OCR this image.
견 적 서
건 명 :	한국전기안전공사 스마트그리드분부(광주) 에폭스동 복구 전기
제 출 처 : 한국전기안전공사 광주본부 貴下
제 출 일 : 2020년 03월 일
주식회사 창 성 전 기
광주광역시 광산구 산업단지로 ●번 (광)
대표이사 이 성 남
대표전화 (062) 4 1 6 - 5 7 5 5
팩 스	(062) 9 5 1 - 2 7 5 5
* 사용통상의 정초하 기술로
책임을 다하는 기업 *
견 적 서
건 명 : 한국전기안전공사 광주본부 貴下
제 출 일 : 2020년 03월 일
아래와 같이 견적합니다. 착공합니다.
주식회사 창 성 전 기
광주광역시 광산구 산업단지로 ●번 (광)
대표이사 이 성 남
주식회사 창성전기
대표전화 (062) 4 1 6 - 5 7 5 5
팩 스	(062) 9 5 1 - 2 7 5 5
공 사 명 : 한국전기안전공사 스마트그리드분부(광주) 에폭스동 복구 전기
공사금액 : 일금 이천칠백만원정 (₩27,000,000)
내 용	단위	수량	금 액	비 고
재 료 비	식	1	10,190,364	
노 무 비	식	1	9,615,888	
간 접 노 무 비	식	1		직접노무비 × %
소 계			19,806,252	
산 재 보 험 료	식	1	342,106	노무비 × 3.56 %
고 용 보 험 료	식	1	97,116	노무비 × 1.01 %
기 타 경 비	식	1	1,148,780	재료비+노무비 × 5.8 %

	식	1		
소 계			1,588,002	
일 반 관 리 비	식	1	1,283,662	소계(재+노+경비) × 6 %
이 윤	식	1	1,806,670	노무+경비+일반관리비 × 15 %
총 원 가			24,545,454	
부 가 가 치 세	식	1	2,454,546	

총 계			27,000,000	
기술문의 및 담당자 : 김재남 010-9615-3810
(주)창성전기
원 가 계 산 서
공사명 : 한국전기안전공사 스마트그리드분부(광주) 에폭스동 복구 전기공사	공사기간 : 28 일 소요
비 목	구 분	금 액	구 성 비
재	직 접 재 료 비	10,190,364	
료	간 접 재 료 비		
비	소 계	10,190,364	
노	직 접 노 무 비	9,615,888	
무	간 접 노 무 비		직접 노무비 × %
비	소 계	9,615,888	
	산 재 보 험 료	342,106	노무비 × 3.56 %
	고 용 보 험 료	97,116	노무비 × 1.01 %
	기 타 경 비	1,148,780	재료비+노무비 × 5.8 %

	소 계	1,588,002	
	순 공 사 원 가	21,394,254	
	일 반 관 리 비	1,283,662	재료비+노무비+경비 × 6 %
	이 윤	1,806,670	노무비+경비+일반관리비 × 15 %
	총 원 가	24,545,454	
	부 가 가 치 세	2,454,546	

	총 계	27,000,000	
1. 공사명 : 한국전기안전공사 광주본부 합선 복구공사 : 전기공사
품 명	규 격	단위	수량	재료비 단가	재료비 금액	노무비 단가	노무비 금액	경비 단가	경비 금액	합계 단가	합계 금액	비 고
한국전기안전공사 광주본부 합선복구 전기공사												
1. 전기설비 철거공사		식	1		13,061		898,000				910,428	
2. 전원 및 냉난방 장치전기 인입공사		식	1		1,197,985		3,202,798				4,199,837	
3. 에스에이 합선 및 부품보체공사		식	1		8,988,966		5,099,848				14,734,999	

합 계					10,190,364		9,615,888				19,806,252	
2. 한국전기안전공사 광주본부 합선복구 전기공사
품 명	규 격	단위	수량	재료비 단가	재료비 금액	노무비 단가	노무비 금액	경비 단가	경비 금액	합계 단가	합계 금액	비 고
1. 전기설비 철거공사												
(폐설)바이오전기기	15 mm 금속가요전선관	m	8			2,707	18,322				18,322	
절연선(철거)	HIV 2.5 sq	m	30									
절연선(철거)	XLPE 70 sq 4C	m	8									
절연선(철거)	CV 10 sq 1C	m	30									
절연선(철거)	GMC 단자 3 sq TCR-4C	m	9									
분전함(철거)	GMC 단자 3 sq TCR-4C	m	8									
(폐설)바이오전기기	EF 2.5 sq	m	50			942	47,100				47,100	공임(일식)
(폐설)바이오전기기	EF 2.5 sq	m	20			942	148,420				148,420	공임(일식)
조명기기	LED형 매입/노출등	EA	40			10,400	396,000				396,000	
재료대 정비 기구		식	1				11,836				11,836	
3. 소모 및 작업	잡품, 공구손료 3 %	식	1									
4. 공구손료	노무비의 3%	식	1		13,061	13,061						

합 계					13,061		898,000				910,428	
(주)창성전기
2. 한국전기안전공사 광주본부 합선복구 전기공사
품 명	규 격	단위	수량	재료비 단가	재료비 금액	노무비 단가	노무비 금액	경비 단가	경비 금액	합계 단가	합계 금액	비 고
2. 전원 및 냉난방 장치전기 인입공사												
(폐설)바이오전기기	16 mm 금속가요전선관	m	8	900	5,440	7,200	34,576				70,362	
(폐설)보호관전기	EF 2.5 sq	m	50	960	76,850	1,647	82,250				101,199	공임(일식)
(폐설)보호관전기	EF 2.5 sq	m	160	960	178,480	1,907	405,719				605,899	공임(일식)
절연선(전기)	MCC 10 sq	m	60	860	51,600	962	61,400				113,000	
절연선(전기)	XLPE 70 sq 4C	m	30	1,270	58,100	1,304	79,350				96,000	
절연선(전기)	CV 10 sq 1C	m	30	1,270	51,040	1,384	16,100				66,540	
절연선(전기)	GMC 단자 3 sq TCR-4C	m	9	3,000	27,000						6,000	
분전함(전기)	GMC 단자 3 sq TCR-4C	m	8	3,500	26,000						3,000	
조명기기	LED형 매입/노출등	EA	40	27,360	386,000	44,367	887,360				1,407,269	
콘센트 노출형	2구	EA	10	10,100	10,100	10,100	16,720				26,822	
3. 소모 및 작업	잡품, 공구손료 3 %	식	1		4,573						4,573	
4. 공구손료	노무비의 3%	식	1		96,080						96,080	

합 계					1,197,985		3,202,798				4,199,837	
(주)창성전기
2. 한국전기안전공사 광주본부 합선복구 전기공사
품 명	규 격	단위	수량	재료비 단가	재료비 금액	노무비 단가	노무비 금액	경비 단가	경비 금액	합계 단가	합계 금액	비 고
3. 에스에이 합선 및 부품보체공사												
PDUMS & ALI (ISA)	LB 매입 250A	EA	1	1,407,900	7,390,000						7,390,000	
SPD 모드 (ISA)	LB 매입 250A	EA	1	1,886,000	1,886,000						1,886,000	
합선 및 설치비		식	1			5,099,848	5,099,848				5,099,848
● ● ● ● ●
**STATED EXERCISE:** Retype every entry above, word for word.

**OUTPUT OF THE EXERCISE:**
OCR this image.
견 적 서
건 명 :	한국전기안전공사 스마트그리드분부(광주) 에폭스동 복구 전기
제 출 처 : 한국전기안전공사 광주본부 貴下
제 출 일 : 2020년 03월 일
주식회사 창 성 전 기
광주광역시 광산구 산업단지로 ●번 (광)
대표이사 이 성 남
대표전화 (062) 4 1 6 - 5 7 5 5
팩 스	(062) 9 5 1 - 2 7 5 5
* 사용통상의 정초하 기술로
책임을 다하는 기업 *
견 적 서
건 명 : 한국전기안전공사 광주본부 貴下
제 출 일 : 2020년 03월 일
아래와 같이 견적합니다. 착공합니다.
주식회사 창 성 전 기
광주광역시 광산구 산업단지로 ●번 (광)
대표이사 이 성 남
주식회사 창성전기
대표전화 (062) 4 1 6 - 5 7 5 5
팩 스	(062) 9 5 1 - 2 7 5 5
공 사 명 : 한국전기안전공사 스마트그리드분부(광주) 에폭스동 복구 전기
공사금액 : 일금 이천칠백만원정 (₩27,000,000)
내 용	단위	수량	금 액	비 고
재 료 비	식	1	10,190,364	
노 무 비	식	1	9,615,888	
간 접 노 무 비	식	1		직접노무비 × %
소 계			19,806,252	
산 재 보 험 료	식	1	342,106	노무비 × 3.56 %
고 용 보 험 료	식	1	97,116	노무비 × 1.01 %
기 타 경 비	식	1	1,148,780	재료비+노무비 × 5.8 %

	식	1		
소 계			1,588,002	
일 반 관 리 비	식	1	1,283,662	소계(재+노+경비) × 6 %
이 윤	식	1	1,806,670	노무+경비+일반관리비 × 15 %
총 원 가			24,545,454	
부 가 가 치 세	식	1	2,454,546	

총 계			27,000,000	
기술문의 및 담당자 : 김재남 010-9615-3810
(주)창성전기
원 가 계 산 서
공사명 : 한국전기안전공사 스마트그리드분부(광주) 에폭스동 복구 전기공사	공사기간 : 28 일 소요
비 목	구 분	금 액	구 성 비
재	직 접 재 료 비	10,190,364	
료	간 접 재 료 비		
비	소 계	10,190,364	
노	직 접 노 무 비	9,615,888	
무	간 접 노 무 비		직접 노무비 × %
비	소 계	9,615,888	
	산 재 보 험 료	342,106	노무비 × 3.56 %
	고 용 보 험 료	97,116	노무비 × 1.01 %
	기 타 경 비	1,148,780	재료비+노무비 × 5.8 %

	소 계	1,588,002	
	순 공 사 원 가	21,394,254	
	일 반 관 리 비	1,283,662	재료비+노무비+경비 × 6 %
	이 윤	1,806,670	노무비+경비+일반관리비 × 15 %
	총 원 가	24,545,454	
	부 가 가 치 세	2,454,546	

	총 계	27,000,000	
1. 공사명 : 한국전기안전공사 광주본부 합선 복구공사 : 전기공사
품 명	규 격	단위	수량	재료비 단가	재료비 금액	노무비 단가	노무비 금액	경비 단가	경비 금액	합계 단가	합계 금액	비 고
한국전기안전공사 광주본부 합선복구 전기공사												
1. 전기설비 철거공사		식	1		13,061		898,000				910,428	
2. 전원 및 냉난방 장치전기 인입공사		식	1		1,197,985		3,202,798				4,199,837	
3. 에스에이 합선 및 부품보체공사		식	1		8,988,966		5,099,848				14,734,999	

합 계					10,190,364		9,615,888				19,806,252	
2. 한국전기안전공사 광주본부 합선복구 전기공사
품 명	규 격	단위	수량	재료비 단가	재료비 금액	노무비 단가	노무비 금액	경비 단가	경비 금액	합계 단가	합계 금액	비 고
1. 전기설비 철거공사												
(폐설)바이오전기기	15 mm 금속가요전선관	m	8			2,707	18,322				18,322	
절연선(철거)	HIV 2.5 sq	m	30									
절연선(철거)	XLPE 70 sq 4C	m	8									
절연선(철거)	CV 10 sq 1C	m	30									
절연선(철거)	GMC 단자 3 sq TCR-4C	m	9									
분전함(철거)	GMC 단자 3 sq TCR-4C	m	8									
(폐설)바이오전기기	EF 2.5 sq	m	50			942	47,100				47,100	공임(일식)
(폐설)바이오전기기	EF 2.5 sq	m	20			942	148,420				148,420	공임(일식)
조명기기	LED형 매입/노출등	EA	40			10,400	396,000				396,000	
재료대 정비 기구		식	1				11,836				11,836	
3. 소모 및 작업	잡품, 공구손료 3 %	식	1									
4. 공구손료	노무비의 3%	식	1		13,061	13,061						

합 계					13,061		898,000				910,428	
(주)창성전기
2. 한국전기안전공사 광주본부 합선복구 전기공사
품 명	규 격	단위	수량	재료비 단가	재료비 금액	노무비 단가	노무비 금액	경비 단가	경비 금액	합계 단가	합계 금액	비 고
2. 전원 및 냉난방 장치전기 인입공사												
(폐설)바이오전기기	16 mm 금속가요전선관	m	8	900	5,440	7,200	34,576				70,362	
(폐설)보호관전기	EF 2.5 sq	m	50	960	76,850	1,647	82,250				101,199	공임(일식)
(폐설)보호관전기	EF 2.5 sq	m	160	960	178,480	1,907	405,719				605,899	공임(일식)
절연선(전기)	MCC 10 sq	m	60	860	51,600	962	61,400				113,000	
절연선(전기)	XLPE 70 sq 4C	m	30	1,270	58,100	1,304	79,350				96,000	
절연선(전기)	CV 10 sq 1C	m	30	1,270	51,040	1,384	16,100				66,540	
절연선(전기)	GMC 단자 3 sq TCR-4C	m	9	3,000	27,000						6,000	
분전함(전기)	GMC 단자 3 sq TCR-4C	m	8	3,500	26,000						3,000	
조명기기	LED형 매입/노출등	EA	40	27,360	386,000	44,367	887,360				1,407,269	
콘센트 노출형	2구	EA	10	10,100	10,100	10,100	16,720				26,822	
3. 소모 및 작업	잡품, 공구손료 3 %	식	1		4,573						4,573	
4. 공구손료	노무비의 3%	식	1		96,080						96,080	

합 계					1,197,985		3,202,798				4,199,837	
(주)창성전기
2. 한국전기안전공사 광주본부 합선복구 전기공사
품 명	규 격	단위	수량	재료비 단가	재료비 금액	노무비 단가	노무비 금액	경비 단가	경비 금액	합계 단가	합계 금액	비 고
3. 에스에이 합선 및 부품보체공사												
PDUMS & ALI (ISA)	LB 매입 250A	EA	1	1,407,900	7,390,000						7,390,000	
SPD 모드 (ISA)	LB 매입 250A	EA	1	1,886,000	1,886,000						1,886,000	
합선 및 설치비		식	1			5,099,848	5,099,848				5,099,848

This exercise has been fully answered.